● **WHAT TO WORK ON**:
Return all lines from the listing below in which the string "Turu" occurs.

Stored entries:

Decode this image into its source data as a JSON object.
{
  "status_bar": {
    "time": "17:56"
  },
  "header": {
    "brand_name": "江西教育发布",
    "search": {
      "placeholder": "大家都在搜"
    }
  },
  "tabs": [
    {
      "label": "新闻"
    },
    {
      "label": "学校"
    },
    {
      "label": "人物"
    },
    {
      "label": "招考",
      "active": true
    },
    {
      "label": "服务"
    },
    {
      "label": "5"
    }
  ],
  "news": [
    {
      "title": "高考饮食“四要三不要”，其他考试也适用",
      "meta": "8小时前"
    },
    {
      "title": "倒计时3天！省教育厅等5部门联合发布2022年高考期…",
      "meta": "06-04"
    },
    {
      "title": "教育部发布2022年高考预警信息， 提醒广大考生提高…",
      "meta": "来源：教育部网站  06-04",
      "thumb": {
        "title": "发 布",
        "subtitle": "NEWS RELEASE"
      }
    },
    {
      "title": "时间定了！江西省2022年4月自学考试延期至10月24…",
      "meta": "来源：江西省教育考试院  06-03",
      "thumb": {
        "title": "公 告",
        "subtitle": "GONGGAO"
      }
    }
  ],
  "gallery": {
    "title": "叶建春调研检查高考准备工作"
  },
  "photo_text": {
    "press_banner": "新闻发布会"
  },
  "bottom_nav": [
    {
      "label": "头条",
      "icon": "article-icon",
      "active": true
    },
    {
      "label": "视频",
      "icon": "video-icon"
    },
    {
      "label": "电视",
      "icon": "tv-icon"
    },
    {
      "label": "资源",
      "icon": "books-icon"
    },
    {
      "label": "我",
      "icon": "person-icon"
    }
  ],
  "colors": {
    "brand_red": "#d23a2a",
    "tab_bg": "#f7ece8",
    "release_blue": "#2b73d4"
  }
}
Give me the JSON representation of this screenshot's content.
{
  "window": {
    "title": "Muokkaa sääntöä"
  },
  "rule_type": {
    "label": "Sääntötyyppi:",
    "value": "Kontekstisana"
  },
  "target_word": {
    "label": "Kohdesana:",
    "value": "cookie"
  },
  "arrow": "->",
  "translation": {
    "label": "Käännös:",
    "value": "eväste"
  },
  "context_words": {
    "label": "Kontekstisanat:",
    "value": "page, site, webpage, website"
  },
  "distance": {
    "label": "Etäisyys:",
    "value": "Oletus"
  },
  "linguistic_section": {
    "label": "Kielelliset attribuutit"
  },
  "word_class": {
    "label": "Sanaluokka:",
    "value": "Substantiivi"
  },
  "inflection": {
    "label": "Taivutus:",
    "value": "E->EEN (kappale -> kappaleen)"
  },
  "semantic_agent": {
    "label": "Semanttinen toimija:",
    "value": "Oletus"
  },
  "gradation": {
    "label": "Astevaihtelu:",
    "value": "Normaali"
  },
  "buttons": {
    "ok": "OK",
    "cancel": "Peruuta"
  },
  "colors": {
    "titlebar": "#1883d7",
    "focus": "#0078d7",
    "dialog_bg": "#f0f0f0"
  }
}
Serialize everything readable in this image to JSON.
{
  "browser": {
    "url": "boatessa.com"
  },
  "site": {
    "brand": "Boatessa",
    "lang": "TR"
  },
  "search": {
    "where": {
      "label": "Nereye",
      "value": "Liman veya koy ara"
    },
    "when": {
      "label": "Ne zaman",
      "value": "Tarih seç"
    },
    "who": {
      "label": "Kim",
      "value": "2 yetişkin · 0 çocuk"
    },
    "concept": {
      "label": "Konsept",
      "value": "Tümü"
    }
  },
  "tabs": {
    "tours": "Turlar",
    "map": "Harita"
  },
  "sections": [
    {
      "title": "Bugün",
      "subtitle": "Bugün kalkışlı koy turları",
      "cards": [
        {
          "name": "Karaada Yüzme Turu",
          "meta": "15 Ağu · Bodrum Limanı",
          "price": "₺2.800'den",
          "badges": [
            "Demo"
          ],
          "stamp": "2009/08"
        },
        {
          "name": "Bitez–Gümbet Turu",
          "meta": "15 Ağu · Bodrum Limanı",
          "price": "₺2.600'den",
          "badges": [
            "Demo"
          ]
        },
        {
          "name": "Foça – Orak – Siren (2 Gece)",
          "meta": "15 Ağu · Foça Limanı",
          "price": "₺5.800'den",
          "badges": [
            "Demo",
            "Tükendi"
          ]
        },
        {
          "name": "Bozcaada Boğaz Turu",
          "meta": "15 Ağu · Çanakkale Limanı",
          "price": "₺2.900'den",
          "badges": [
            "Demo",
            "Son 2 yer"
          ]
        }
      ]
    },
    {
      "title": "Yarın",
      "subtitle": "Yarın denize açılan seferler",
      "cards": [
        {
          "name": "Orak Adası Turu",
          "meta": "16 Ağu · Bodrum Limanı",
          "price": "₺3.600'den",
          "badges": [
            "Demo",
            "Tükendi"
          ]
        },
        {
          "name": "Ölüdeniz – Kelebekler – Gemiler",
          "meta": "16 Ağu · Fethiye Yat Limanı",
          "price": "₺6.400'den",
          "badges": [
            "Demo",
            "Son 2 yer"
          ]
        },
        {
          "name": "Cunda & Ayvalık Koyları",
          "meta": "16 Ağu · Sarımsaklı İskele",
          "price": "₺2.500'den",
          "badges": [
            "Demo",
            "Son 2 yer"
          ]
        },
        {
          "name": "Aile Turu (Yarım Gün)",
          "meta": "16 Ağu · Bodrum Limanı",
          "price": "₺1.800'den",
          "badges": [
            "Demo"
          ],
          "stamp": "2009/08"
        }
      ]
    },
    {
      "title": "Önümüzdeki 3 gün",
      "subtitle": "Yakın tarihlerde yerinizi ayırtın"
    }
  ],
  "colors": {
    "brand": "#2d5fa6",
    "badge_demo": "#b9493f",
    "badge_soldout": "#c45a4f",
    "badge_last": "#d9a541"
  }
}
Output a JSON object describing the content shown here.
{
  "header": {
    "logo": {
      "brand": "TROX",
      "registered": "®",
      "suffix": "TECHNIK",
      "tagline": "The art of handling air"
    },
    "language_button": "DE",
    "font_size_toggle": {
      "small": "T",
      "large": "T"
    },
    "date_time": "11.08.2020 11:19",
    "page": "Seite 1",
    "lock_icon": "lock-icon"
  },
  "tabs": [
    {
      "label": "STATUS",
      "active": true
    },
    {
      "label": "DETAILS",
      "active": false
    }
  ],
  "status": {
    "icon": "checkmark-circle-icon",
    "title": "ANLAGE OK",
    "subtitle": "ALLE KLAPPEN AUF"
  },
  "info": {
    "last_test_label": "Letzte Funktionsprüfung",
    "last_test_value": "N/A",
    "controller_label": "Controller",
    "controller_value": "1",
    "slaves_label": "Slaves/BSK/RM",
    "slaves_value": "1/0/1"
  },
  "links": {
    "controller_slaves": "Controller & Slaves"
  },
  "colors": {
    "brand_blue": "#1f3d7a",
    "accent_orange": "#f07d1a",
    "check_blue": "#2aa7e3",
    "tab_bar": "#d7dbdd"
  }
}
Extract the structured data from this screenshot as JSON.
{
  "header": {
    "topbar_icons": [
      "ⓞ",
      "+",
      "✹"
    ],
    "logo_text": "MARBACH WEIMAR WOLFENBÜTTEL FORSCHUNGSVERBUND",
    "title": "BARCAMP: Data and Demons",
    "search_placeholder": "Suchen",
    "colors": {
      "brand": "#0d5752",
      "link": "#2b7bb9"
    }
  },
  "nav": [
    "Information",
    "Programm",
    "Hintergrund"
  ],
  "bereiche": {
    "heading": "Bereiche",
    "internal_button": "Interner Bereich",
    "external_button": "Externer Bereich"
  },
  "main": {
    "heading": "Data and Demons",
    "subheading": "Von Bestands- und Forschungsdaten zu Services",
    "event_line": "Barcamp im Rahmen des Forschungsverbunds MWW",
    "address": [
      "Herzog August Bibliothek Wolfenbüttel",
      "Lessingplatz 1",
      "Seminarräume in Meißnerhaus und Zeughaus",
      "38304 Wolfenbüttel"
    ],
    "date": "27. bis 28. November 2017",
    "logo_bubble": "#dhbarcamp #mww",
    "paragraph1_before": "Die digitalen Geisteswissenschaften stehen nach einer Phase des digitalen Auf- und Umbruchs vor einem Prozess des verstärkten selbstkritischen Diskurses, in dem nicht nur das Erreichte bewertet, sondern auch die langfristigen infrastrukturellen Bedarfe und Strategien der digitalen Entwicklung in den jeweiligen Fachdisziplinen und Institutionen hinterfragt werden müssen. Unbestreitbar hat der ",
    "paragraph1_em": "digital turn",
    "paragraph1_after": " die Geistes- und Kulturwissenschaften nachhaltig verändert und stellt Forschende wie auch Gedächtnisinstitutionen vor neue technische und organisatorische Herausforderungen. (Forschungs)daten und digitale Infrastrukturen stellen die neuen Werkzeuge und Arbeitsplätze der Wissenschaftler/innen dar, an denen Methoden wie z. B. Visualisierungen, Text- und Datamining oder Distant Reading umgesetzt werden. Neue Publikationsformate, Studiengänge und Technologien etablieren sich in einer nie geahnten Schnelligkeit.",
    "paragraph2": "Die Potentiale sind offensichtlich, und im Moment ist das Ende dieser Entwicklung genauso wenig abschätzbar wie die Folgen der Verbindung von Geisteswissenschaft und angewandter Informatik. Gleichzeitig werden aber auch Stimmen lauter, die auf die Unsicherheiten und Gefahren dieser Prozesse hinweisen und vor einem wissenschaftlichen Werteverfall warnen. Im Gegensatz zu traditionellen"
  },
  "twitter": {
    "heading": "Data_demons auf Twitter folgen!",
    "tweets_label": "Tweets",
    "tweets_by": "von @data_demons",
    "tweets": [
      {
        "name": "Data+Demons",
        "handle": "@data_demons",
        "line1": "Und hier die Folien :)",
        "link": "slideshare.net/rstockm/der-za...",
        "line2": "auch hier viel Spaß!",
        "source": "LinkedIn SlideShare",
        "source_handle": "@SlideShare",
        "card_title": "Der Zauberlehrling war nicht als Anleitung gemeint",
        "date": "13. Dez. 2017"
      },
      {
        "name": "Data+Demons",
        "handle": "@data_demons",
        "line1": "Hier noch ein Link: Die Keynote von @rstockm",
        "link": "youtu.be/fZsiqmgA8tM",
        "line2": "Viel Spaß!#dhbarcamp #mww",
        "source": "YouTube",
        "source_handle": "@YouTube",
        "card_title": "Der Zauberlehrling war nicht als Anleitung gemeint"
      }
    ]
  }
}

● **REPLY TO THE EXERCISE**:
          "name": "Karaada Yüzme Turu",
          "name": "Bitez–Gümbet Turu",
          "name": "Bozcaada Boğaz Turu",
          "name": "Orak Adası Turu",
          "name": "Aile Turu (Yarım Gün)",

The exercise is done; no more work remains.